# Instructions to follow:
Show every line in the entries below where the word "서비스에" appears.

--- Begin ---

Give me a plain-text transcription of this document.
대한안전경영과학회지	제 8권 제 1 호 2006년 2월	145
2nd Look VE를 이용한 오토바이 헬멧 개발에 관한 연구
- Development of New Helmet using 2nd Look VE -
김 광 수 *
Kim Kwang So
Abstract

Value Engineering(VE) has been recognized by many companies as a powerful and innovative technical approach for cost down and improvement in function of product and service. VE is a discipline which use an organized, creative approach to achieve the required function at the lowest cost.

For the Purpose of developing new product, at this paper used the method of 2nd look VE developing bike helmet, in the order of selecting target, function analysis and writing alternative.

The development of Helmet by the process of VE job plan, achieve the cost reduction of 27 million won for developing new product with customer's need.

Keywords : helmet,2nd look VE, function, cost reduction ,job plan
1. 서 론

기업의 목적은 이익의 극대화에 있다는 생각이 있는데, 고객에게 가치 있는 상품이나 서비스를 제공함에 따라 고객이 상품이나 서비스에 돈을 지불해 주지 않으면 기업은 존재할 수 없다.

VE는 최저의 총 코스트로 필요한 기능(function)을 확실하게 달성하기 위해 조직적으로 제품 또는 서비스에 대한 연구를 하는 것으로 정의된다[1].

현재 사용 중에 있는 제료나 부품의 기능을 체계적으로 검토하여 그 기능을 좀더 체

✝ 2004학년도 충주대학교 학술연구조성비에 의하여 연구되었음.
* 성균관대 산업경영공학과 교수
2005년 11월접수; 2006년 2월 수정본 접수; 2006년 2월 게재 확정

--- End ---
--- Begin ---

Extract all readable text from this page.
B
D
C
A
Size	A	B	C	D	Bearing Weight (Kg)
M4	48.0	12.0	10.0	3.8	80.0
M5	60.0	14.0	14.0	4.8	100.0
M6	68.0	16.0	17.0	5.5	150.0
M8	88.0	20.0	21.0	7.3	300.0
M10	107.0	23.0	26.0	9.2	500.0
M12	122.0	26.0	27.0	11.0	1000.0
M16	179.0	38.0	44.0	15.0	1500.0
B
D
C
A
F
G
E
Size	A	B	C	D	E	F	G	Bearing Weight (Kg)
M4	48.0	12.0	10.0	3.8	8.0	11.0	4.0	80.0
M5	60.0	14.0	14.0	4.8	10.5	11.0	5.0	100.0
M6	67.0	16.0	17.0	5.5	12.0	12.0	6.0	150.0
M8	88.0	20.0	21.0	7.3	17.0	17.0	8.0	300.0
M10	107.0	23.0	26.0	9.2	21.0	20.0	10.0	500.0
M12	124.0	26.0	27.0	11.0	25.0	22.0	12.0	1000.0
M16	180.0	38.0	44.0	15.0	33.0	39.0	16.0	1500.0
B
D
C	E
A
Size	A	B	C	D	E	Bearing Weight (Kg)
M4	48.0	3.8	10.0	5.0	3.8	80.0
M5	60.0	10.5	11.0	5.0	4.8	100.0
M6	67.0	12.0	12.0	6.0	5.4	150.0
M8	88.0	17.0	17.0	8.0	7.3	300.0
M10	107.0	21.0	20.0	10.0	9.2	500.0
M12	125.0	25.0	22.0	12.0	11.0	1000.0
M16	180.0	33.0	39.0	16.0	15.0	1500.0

--- End ---
--- Begin ---

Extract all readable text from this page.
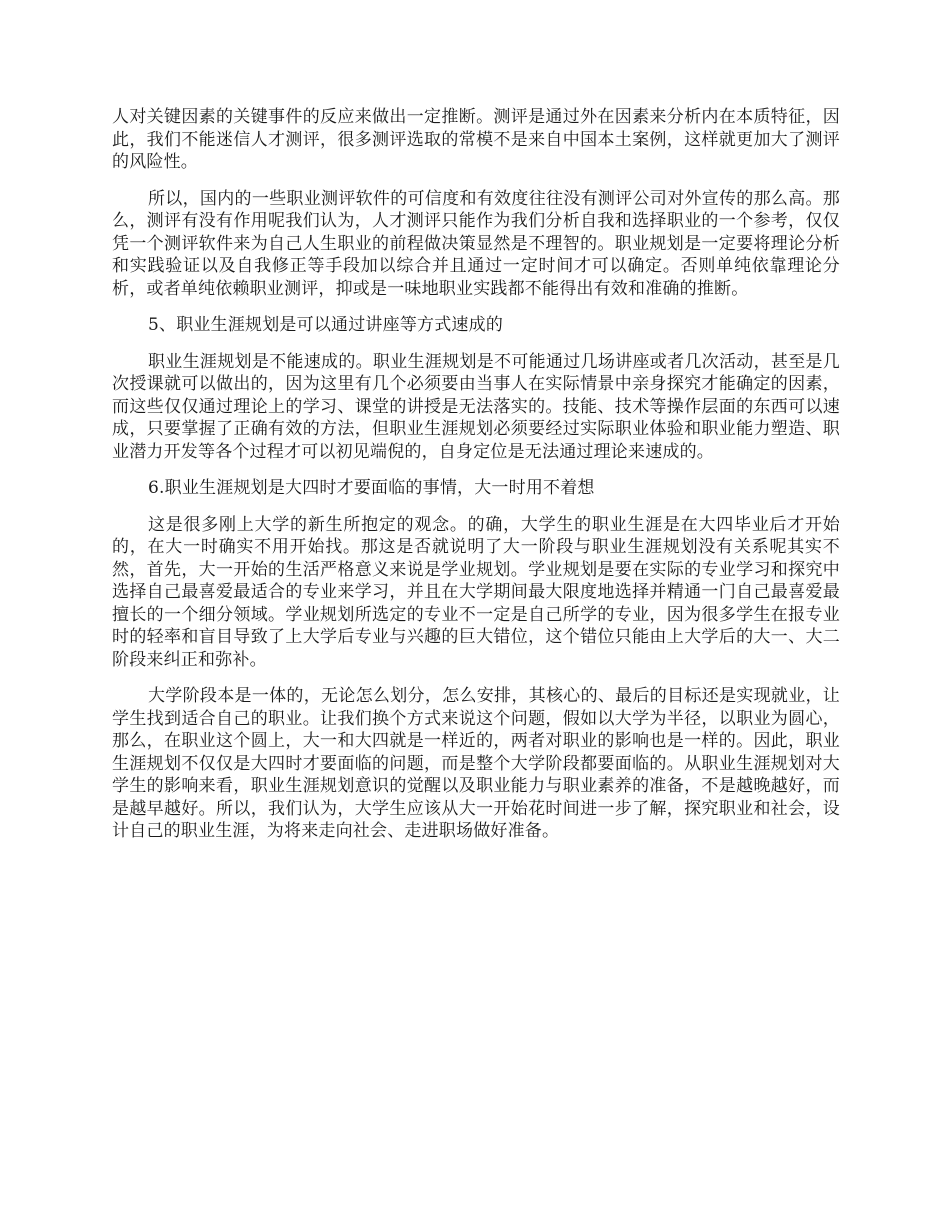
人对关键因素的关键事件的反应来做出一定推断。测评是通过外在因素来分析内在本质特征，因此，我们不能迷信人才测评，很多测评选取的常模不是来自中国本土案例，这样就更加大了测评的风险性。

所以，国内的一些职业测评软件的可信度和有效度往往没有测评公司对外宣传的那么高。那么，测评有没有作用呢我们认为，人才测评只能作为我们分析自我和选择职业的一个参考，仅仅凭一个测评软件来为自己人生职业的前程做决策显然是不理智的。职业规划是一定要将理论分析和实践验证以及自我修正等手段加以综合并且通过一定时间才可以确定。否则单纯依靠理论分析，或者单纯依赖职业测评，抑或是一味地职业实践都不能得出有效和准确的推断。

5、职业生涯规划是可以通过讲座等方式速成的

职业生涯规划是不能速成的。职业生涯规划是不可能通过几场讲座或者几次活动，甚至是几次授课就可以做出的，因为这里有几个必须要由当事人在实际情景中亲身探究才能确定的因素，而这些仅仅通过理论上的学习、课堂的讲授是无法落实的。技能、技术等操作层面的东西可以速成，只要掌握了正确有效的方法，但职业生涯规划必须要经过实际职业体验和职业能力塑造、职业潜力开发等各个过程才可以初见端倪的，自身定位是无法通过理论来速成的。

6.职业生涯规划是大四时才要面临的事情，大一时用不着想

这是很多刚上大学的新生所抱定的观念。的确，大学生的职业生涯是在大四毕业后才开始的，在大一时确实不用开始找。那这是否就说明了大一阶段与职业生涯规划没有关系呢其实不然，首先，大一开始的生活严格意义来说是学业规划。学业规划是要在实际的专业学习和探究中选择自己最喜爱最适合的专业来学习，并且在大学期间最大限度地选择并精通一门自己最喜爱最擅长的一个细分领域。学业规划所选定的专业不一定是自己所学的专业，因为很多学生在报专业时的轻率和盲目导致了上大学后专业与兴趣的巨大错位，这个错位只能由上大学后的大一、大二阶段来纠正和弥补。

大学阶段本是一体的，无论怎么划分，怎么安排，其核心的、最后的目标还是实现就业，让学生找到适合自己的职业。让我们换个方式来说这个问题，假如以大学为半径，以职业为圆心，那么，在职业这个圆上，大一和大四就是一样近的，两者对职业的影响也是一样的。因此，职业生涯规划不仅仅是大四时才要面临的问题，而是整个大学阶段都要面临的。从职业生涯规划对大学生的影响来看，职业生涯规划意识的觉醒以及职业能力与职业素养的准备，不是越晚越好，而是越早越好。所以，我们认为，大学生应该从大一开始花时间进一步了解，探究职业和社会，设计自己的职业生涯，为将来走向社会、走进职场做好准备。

--- End ---

# Output of the exercise:
기업의 목적은 이익의 극대화에 있다는 생각이 있는데, 고객에게 가치 있는 상품이나 서비스를 제공함에 따라 고객이 상품이나 서비스에 돈을 지불해 주지 않으면 기업은 존재할 수 없다.
VE는 최저의 총 코스트로 필요한 기능(function)을 확실하게 달성하기 위해 조직적으로 제품 또는 서비스에 대한 연구를 하는 것으로 정의된다[1].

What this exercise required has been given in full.